▶ Task description:
Output every entry exactly as written, but omit the pictures.

▶ Data entries for graphics:
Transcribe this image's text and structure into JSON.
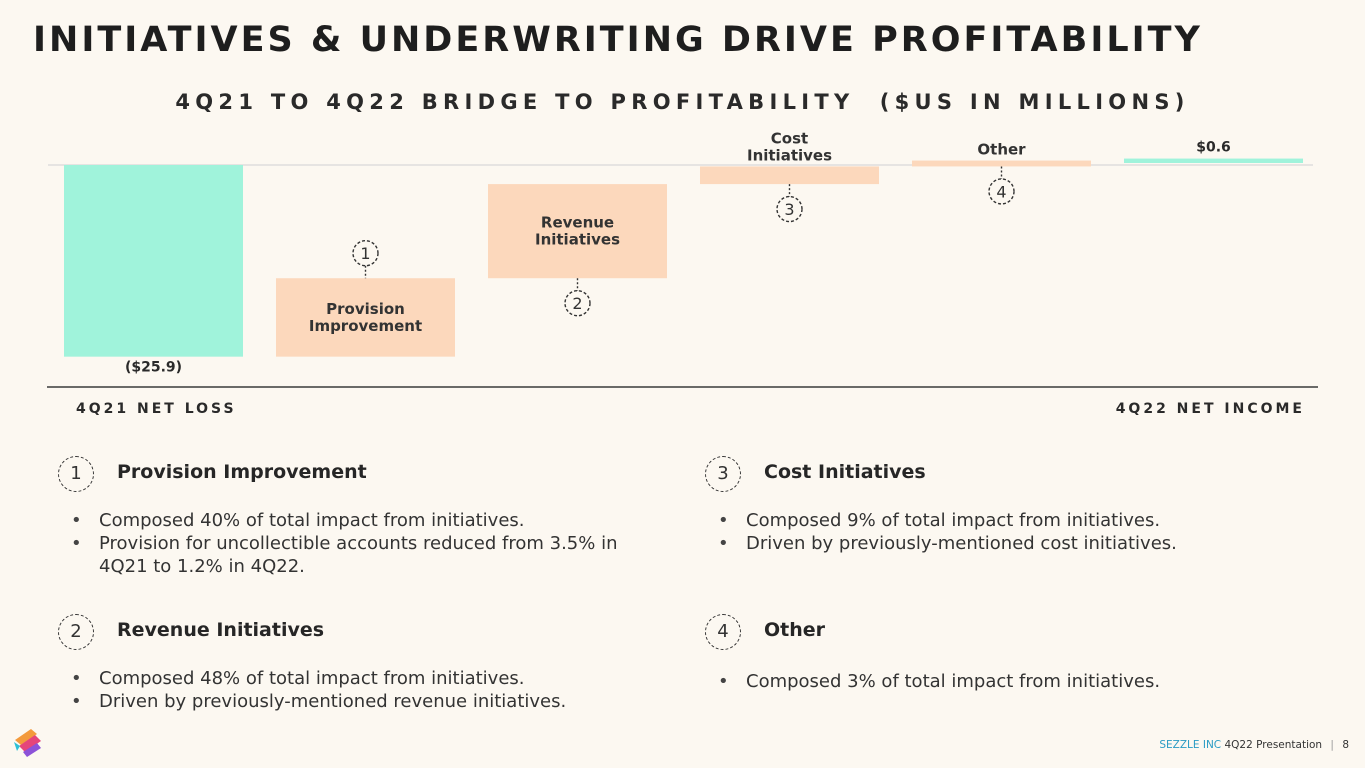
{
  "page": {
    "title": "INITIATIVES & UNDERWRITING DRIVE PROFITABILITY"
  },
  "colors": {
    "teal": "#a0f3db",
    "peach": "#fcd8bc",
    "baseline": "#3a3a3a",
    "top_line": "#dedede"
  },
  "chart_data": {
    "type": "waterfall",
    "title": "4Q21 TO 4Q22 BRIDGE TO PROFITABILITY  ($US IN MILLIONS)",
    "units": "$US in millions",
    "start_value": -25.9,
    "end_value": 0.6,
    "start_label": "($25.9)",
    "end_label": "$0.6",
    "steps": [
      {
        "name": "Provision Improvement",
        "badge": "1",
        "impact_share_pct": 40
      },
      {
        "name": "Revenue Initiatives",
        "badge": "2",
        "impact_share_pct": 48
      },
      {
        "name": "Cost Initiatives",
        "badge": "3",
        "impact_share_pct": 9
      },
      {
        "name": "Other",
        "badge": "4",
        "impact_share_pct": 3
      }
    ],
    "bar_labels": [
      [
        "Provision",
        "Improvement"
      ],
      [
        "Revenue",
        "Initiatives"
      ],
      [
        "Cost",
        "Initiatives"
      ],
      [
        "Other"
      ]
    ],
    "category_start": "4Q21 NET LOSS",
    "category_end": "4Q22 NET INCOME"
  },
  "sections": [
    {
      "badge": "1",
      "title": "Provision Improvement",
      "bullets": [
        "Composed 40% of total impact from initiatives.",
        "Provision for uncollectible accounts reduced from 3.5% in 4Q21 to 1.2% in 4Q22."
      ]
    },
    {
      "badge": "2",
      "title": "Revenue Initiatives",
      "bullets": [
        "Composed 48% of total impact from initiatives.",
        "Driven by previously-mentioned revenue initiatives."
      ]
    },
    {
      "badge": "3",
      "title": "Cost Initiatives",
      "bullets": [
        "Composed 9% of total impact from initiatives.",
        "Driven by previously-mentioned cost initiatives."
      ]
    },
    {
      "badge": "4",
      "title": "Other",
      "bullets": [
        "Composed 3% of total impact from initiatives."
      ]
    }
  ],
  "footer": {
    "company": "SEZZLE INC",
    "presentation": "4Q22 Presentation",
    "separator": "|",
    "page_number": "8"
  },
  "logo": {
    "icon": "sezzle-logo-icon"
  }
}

▶ Correct output:
Transcribe this image's text and structure into JSON.
{
  "page": {
    "title": "INITIATIVES & UNDERWRITING DRIVE PROFITABILITY"
  },
  "colors": {
    "teal": "#a0f3db",
    "peach": "#fcd8bc",
    "baseline": "#3a3a3a",
    "top_line": "#dedede"
  },
  "chart_data": {
    "type": "waterfall",
    "title": "4Q21 TO 4Q22 BRIDGE TO PROFITABILITY  ($US IN MILLIONS)",
    "units": "$US in millions",
    "start_value": -25.9,
    "end_value": 0.6,
    "start_label": "($25.9)",
    "end_label": "$0.6",
    "steps": [
      {
        "name": "Provision Improvement",
        "badge": "1",
        "impact_share_pct": 40
      },
      {
        "name": "Revenue Initiatives",
        "badge": "2",
        "impact_share_pct": 48
      },
      {
        "name": "Cost Initiatives",
        "badge": "3",
        "impact_share_pct": 9
      },
      {
        "name": "Other",
        "badge": "4",
        "impact_share_pct": 3
      }
    ],
    "bar_labels": [
      [
        "Provision",
        "Improvement"
      ],
      [
        "Revenue",
        "Initiatives"
      ],
      [
        "Cost",
        "Initiatives"
      ],
      [
        "Other"
      ]
    ],
    "category_start": "4Q21 NET LOSS",
    "category_end": "4Q22 NET INCOME"
  },
  "sections": [
    {
      "badge": "1",
      "title": "Provision Improvement",
      "bullets": [
        "Composed 40% of total impact from initiatives.",
        "Provision for uncollectible accounts reduced from 3.5% in 4Q21 to 1.2% in 4Q22."
      ]
    },
    {
      "badge": "2",
      "title": "Revenue Initiatives",
      "bullets": [
        "Composed 48% of total impact from initiatives.",
        "Driven by previously-mentioned revenue initiatives."
      ]
    },
    {
      "badge": "3",
      "title": "Cost Initiatives",
      "bullets": [
        "Composed 9% of total impact from initiatives.",
        "Driven by previously-mentioned cost initiatives."
      ]
    },
    {
      "badge": "4",
      "title": "Other",
      "bullets": [
        "Composed 3% of total impact from initiatives."
      ]
    }
  ],
  "footer": {
    "company": "SEZZLE INC",
    "presentation": "4Q22 Presentation",
    "separator": "|",
    "page_number": "8"
  },
  "logo": {
    "icon": "sezzle-logo-icon"
  }
}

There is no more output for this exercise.